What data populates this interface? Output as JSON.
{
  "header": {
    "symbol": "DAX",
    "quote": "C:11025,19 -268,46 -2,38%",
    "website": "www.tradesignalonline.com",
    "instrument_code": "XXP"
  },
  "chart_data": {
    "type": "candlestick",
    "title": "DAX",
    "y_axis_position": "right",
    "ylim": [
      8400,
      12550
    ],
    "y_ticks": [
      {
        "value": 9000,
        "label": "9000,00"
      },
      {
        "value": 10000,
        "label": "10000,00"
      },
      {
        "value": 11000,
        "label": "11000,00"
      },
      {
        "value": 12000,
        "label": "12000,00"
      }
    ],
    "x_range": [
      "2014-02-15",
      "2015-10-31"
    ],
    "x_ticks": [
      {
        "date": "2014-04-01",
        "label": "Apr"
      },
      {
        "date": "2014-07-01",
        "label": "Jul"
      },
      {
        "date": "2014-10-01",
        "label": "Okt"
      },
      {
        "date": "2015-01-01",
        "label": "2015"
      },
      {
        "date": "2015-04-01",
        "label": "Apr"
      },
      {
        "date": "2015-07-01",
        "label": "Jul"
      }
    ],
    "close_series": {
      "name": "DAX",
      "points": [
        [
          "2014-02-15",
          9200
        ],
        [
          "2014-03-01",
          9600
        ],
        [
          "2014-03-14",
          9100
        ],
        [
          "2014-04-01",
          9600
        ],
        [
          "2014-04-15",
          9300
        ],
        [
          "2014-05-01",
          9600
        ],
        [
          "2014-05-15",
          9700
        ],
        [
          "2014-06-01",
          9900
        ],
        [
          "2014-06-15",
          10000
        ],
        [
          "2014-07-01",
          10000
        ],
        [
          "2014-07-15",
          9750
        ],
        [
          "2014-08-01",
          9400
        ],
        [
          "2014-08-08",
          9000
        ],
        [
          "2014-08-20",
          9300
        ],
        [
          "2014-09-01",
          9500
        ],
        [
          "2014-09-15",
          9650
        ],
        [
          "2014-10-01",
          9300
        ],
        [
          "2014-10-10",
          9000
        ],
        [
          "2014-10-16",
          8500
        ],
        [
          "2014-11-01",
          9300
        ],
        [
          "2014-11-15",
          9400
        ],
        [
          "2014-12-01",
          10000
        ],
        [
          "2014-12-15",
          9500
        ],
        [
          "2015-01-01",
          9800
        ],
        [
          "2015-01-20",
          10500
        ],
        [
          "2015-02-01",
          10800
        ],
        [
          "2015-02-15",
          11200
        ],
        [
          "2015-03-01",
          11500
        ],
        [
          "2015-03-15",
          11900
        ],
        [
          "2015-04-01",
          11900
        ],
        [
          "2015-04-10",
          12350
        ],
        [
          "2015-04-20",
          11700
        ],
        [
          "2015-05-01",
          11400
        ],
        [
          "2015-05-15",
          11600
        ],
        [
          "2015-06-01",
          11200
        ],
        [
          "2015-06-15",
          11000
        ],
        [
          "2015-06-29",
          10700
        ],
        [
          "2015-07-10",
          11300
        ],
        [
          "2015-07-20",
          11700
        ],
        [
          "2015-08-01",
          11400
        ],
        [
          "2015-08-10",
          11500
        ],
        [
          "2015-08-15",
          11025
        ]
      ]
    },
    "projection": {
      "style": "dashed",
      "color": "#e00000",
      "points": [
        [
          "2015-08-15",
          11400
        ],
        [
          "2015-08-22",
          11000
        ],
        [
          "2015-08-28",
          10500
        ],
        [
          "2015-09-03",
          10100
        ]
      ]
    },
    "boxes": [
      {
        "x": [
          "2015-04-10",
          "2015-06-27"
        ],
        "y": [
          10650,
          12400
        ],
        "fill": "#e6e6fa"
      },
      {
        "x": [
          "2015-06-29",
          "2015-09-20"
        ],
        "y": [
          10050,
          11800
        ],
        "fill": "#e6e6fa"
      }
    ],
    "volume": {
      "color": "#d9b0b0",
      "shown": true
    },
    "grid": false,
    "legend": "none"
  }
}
..........
* **Exercise**
Check each line of the entries for the string "label". Copy the lines that have it.

* **Task answer**
        "label": "9000,00"
        "label": "10000,00"
        "label": "11000,00"
        "label": "12000,00"
        "label": "Apr"
        "label": "Jul"
        "label": "Okt"
        "label": "2015"
        "label": "Apr"
        "label": "Jul"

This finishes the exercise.